■ 任务指示 ■
请从条目的第一行开始，一直到含有“copyright-text: © 2020”的那一行为止，把这些行原样抄写出来，首尾两行都要包括在内。

■ 待处理条目 ■
__________________________________________________
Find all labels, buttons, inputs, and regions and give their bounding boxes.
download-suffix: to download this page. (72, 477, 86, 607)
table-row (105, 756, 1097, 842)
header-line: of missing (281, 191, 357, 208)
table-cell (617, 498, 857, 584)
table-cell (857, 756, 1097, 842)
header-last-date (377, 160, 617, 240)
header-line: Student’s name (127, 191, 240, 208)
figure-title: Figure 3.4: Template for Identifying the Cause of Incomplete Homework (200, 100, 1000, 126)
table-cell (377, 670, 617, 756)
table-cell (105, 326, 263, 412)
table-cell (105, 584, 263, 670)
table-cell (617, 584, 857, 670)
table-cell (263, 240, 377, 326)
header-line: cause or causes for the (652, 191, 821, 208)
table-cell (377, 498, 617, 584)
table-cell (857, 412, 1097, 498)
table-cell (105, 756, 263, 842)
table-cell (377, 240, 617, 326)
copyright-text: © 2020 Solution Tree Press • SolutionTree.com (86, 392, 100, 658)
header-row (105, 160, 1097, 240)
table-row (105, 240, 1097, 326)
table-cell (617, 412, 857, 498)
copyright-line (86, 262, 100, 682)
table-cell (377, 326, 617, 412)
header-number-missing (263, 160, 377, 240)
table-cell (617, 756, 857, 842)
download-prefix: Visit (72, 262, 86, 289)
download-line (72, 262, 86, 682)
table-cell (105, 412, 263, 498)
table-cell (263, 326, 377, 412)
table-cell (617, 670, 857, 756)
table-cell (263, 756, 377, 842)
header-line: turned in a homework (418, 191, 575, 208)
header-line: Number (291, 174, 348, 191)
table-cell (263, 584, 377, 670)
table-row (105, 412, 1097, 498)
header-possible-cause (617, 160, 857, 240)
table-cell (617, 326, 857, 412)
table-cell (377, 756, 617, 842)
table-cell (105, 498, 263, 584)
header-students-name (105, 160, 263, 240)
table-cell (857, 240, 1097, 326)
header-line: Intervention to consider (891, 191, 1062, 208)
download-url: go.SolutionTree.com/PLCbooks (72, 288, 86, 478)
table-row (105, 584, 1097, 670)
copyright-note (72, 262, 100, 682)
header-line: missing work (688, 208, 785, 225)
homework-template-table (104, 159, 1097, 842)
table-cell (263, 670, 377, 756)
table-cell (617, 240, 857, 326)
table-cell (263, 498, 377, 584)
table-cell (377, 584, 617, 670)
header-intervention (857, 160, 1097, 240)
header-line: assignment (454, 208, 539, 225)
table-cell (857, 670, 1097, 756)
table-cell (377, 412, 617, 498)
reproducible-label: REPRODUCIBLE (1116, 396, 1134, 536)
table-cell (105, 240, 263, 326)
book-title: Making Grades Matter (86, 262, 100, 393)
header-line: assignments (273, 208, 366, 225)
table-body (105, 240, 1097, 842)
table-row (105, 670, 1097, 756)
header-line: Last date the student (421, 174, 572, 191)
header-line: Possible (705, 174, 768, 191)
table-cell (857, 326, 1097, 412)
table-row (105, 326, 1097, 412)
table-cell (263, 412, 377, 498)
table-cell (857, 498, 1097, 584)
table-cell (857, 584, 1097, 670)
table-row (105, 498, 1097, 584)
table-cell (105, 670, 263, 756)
__________________________________________________
■ 输出结果 ■
Find all labels, buttons, inputs, and regions and give their bounding boxes.
download-suffix: to download this page. (72, 477, 86, 607)
table-row (105, 756, 1097, 842)
header-line: of missing (281, 191, 357, 208)
table-cell (617, 498, 857, 584)
table-cell (857, 756, 1097, 842)
header-last-date (377, 160, 617, 240)
header-line: Student’s name (127, 191, 240, 208)
figure-title: Figure 3.4: Template for Identifying the Cause of Incomplete Homework (200, 100, 1000, 126)
table-cell (377, 670, 617, 756)
table-cell (105, 326, 263, 412)
table-cell (105, 584, 263, 670)
table-cell (617, 584, 857, 670)
table-cell (263, 240, 377, 326)
header-line: cause or causes for the (652, 191, 821, 208)
table-cell (377, 498, 617, 584)
table-cell (857, 412, 1097, 498)
table-cell (105, 756, 263, 842)
table-cell (377, 240, 617, 326)
copyright-text: © 2020 Solution Tree Press • SolutionTree.com (86, 392, 100, 658)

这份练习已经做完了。